Can you pull out each line of the data below that includes the word "father"?

— begin INPUT DATA —

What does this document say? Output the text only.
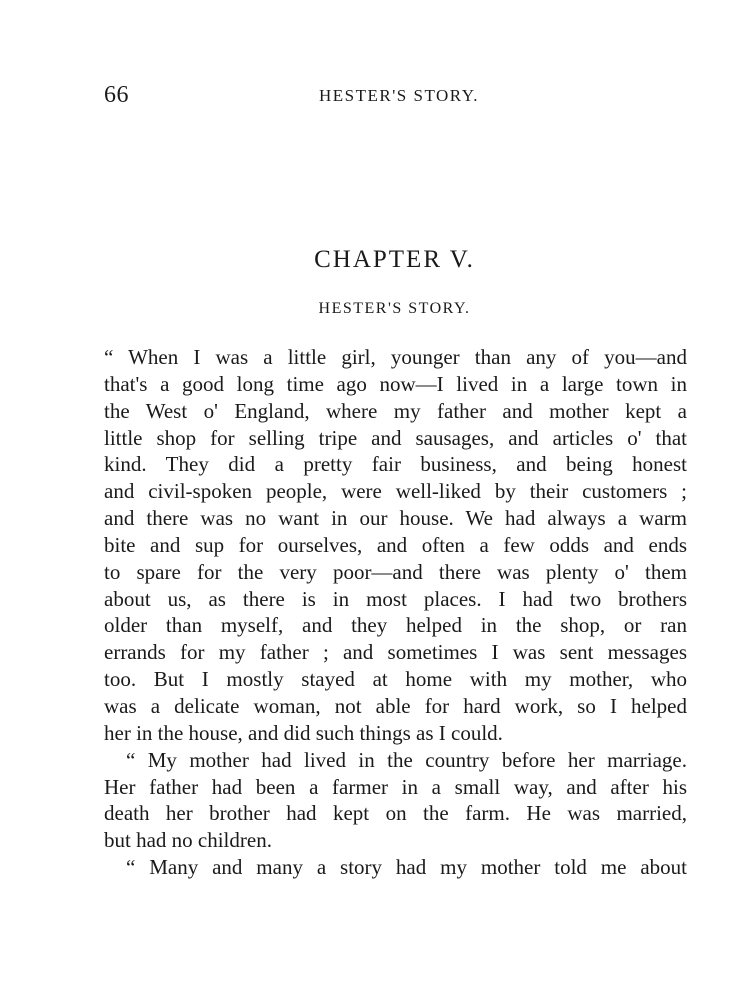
66	HESTER'S STORY.
CHAPTER V.
HESTER'S STORY.
“ When I was a little girl, younger than any of you—and
that's a good long time ago now—I lived in a large town in
the West o' England, where my father and mother kept a
little shop for selling tripe and sausages, and articles o' that
kind. They did a pretty fair business, and being honest
and civil-spoken people, were well-liked by their customers ;
and there was no want in our house. We had always a warm
bite and sup for ourselves, and often a few odds and ends
to spare for the very poor—and there was plenty o' them
about us, as there is in most places. I had two brothers
older than myself, and they helped in the shop, or ran
errands for my father ; and sometimes I was sent messages
too. But I mostly stayed at home with my mother, who
was a delicate woman, not able for hard work, so I helped
her in the house, and did such things as I could.
“ My mother had lived in the country before her marriage.
Her father had been a farmer in a small way, and after his
death her brother had kept on the farm. He was married,
but had no children.
“ Many and many a story had my mother told me about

— end INPUT DATA —

#### [THE RESULT]
the West o' England, where my father and mother kept a
errands for my father ; and sometimes I was sent messages
Her father had been a farmer in a small way, and after his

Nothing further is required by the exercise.